* [PROBLEM STATEMENT] Transcribe the whole listing without a single picture.

* [RECORDS FOR THIS EXERCISE]

◆ ◆ ◆ ◆ ◆ ◆ ◆

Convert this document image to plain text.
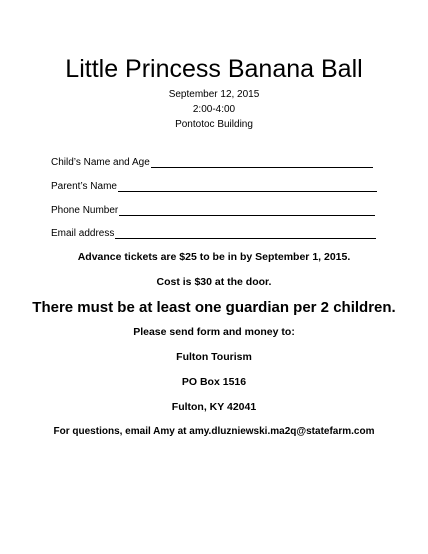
Little Princess Banana Ball
September 12, 2015
2:00-4:00
Pontotoc Building
Child’s Name and Age
Parent’s Name
Phone Number
Email address
Advance tickets are $25 to be in by September 1, 2015.
Cost is $30 at the door.
There must be at least one guardian per 2 children.
Please send form and money to:
Fulton Tourism
PO Box 1516
Fulton, KY 42041
For questions, email Amy at amy.dluzniewski.ma2q@statefarm.com
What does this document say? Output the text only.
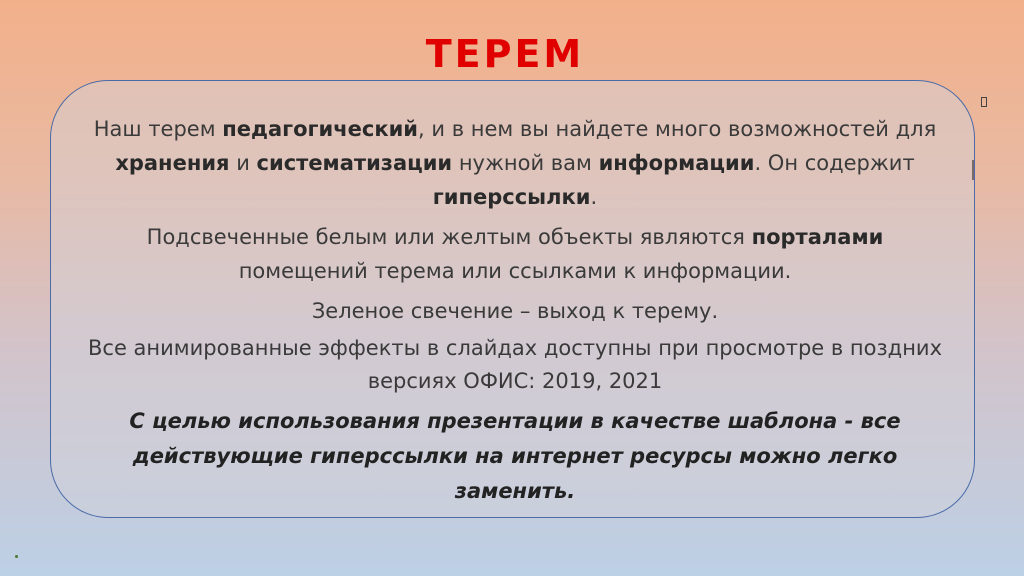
ТЕРЕМ

Наш терем педагогический, и в нем вы найдете много возможностей для хранения и систематизации нужной вам информации. Он содержит гиперссылки.

Подсвеченные белым или желтым объекты являются порталами помещений терема или ссылками к информации.

Зеленое свечение – выход к терему.

Все анимированные эффекты в слайдах доступны при просмотре в поздних версиях ОФИС: 2019, 2021

С целью использования презентации в качестве шаблона - все действующие гиперссылки на интернет ресурсы можно легко заменить.
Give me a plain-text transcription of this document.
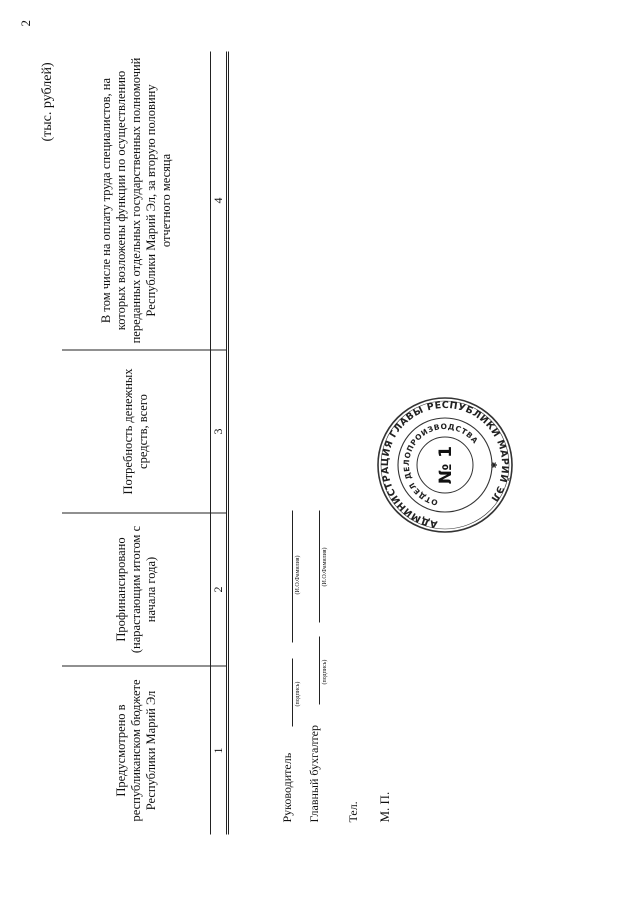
2
(тыс. рублей)
Предусмотрено в республиканском бюджете Республики Марий Эл	Профинансировано (нарастающим итогом с начала года)	Потребность денежных средств, всего	В том числе на оплату труда специалистов, на которых возложены функции по осуществлению переданных отдельных государственных полномочий Республики Марий Эл, за вторую половину отчетного месяца
1	2	3	4
Руководитель
(подпись)
(И.О.Фамилия)
Главный бухгалтер
(подпись)
(И.О.Фамилия)
Тел. М. П.
АДМИНИСТРАЦИЯ ГЛАВЫ РЕСПУБЛИКИ МАРИЙ ЭЛ
ОТДЕЛ ДЕЛОПРОИЗВОДСТВА
№ 1	✱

◆ ◆ ◆ ◆ ◆ ◆ ◆

* [EXERCISE RESULT]
Convert this document image to plain text.
Little Princess Banana Ball
September 12, 2015
2:00-4:00
Pontotoc Building
Child’s Name and Age
Parent’s Name
Phone Number
Email address
Advance tickets are $25 to be in by September 1, 2015.
Cost is $30 at the door.
There must be at least one guardian per 2 children.
Please send form and money to:
Fulton Tourism
PO Box 1516
Fulton, KY 42041
For questions, email Amy at amy.dluzniewski.ma2q@statefarm.com
What does this document say? Output the text only.
ТЕРЕМ

Наш терем педагогический, и в нем вы найдете много возможностей для хранения и систематизации нужной вам информации. Он содержит гиперссылки.

Подсвеченные белым или желтым объекты являются порталами помещений терема или ссылками к информации.

Зеленое свечение – выход к терему.

Все анимированные эффекты в слайдах доступны при просмотре в поздних версиях ОФИС: 2019, 2021

С целью использования презентации в качестве шаблона - все действующие гиперссылки на интернет ресурсы можно легко заменить.
Give me a plain-text transcription of this document.
2
(тыс. рублей)
Предусмотрено в республиканском бюджете Республики Марий Эл	Профинансировано (нарастающим итогом с начала года)	Потребность денежных средств, всего	В том числе на оплату труда специалистов, на которых возложены функции по осуществлению переданных отдельных государственных полномочий Республики Марий Эл, за вторую половину отчетного месяца
1	2	3	4
Руководитель
(подпись)
(И.О.Фамилия)
Главный бухгалтер
(подпись)
(И.О.Фамилия)
Тел. М. П.
АДМИНИСТРАЦИЯ ГЛАВЫ РЕСПУБЛИКИ МАРИЙ ЭЛ
ОТДЕЛ ДЕЛОПРОИЗВОДСТВА
№ 1	✱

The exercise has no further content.